> [DATASET RECORDS]
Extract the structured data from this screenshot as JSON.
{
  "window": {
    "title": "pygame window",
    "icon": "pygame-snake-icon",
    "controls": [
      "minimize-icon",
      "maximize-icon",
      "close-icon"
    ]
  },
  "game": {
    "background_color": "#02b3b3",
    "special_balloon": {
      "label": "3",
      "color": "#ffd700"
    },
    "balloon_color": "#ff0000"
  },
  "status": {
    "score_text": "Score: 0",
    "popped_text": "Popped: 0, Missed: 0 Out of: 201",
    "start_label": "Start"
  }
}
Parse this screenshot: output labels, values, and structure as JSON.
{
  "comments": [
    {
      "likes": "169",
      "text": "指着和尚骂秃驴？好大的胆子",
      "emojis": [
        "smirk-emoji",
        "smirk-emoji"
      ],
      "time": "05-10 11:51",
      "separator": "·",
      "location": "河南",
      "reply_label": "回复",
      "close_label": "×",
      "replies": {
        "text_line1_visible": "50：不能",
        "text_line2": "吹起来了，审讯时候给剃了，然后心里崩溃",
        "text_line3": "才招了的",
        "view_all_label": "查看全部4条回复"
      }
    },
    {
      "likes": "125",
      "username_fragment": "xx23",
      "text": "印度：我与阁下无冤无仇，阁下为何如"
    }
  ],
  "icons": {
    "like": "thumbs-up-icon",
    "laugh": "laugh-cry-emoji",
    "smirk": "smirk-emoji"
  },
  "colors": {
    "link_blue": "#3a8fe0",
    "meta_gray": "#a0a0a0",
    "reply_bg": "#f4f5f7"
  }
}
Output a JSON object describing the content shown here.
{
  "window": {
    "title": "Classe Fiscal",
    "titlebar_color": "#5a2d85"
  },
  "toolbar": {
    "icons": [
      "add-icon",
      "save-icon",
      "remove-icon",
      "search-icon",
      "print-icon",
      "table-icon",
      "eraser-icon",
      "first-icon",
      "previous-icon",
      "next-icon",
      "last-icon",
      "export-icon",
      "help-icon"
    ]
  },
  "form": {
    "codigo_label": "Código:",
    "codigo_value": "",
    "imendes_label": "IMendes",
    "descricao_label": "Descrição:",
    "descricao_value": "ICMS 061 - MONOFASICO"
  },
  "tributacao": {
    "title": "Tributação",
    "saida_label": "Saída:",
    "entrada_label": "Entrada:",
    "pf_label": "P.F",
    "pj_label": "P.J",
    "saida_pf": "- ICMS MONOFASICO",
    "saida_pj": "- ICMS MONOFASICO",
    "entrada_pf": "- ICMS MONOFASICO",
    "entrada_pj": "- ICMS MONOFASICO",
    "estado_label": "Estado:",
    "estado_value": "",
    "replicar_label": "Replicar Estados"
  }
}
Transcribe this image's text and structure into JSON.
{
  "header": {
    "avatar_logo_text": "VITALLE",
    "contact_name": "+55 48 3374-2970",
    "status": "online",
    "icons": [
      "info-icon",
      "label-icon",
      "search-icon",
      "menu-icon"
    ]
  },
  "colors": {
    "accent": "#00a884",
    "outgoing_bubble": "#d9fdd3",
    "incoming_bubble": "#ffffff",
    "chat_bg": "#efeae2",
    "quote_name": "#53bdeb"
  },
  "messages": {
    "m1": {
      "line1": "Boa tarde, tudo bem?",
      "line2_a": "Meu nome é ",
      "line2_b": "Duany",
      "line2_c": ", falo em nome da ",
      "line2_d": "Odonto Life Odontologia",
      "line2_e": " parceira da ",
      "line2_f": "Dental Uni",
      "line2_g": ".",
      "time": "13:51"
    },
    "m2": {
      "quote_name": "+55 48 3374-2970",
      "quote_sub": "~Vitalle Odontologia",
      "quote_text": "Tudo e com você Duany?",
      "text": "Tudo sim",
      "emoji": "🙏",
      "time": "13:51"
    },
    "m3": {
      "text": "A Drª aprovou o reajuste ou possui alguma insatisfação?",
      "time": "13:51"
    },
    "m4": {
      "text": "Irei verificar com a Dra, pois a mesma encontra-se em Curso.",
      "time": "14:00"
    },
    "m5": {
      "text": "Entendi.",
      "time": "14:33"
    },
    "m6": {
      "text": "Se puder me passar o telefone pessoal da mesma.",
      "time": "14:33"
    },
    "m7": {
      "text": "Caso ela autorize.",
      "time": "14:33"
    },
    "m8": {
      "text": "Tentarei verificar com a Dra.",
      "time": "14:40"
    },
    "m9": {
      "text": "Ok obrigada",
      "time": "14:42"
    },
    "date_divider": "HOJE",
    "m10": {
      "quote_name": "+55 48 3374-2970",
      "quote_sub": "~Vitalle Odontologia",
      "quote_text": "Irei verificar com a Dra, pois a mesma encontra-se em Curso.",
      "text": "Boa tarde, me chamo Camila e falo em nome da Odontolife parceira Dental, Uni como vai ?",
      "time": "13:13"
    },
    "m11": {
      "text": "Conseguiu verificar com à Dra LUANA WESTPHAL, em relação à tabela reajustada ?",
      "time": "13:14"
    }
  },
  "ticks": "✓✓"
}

> [TASK STATEMENT] Copy every line of the listing containing the string "encontra".

> [EXERCISE RESULT]
      "text": "Irei verificar com a Dra, pois a mesma encontra-se em Curso.",
      "quote_text": "Irei verificar com a Dra, pois a mesma encontra-se em Curso.",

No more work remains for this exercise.